>> begin

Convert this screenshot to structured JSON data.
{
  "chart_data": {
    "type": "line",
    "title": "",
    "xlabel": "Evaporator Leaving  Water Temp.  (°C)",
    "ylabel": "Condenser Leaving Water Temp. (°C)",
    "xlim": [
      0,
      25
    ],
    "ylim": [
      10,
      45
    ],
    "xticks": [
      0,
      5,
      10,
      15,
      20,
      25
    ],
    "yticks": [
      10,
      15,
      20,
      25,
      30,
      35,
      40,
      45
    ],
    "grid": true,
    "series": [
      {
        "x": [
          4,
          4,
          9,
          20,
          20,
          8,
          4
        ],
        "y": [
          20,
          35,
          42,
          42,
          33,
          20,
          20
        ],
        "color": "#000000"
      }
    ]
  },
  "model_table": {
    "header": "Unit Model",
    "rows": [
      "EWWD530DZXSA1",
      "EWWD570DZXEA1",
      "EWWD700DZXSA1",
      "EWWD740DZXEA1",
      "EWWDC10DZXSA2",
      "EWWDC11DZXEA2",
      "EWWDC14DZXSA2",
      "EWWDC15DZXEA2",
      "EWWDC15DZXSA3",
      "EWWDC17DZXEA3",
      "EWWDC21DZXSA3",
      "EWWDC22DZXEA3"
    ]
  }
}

>> end

» INSTRUCTIONS FOR THE TASK
Reproduce all of the entries word for word.

» RESPONSE
Convert this screenshot to structured JSON data.
{
  "chart_data": {
    "type": "line",
    "title": "",
    "xlabel": "Evaporator Leaving  Water Temp.  (°C)",
    "ylabel": "Condenser Leaving Water Temp. (°C)",
    "xlim": [
      0,
      25
    ],
    "ylim": [
      10,
      45
    ],
    "xticks": [
      0,
      5,
      10,
      15,
      20,
      25
    ],
    "yticks": [
      10,
      15,
      20,
      25,
      30,
      35,
      40,
      45
    ],
    "grid": true,
    "series": [
      {
        "x": [
          4,
          4,
          9,
          20,
          20,
          8,
          4
        ],
        "y": [
          20,
          35,
          42,
          42,
          33,
          20,
          20
        ],
        "color": "#000000"
      }
    ]
  },
  "model_table": {
    "header": "Unit Model",
    "rows": [
      "EWWD530DZXSA1",
      "EWWD570DZXEA1",
      "EWWD700DZXSA1",
      "EWWD740DZXEA1",
      "EWWDC10DZXSA2",
      "EWWDC11DZXEA2",
      "EWWDC14DZXSA2",
      "EWWDC15DZXEA2",
      "EWWDC15DZXSA3",
      "EWWDC17DZXEA3",
      "EWWDC21DZXSA3",
      "EWWDC22DZXEA3"
    ]
  }
}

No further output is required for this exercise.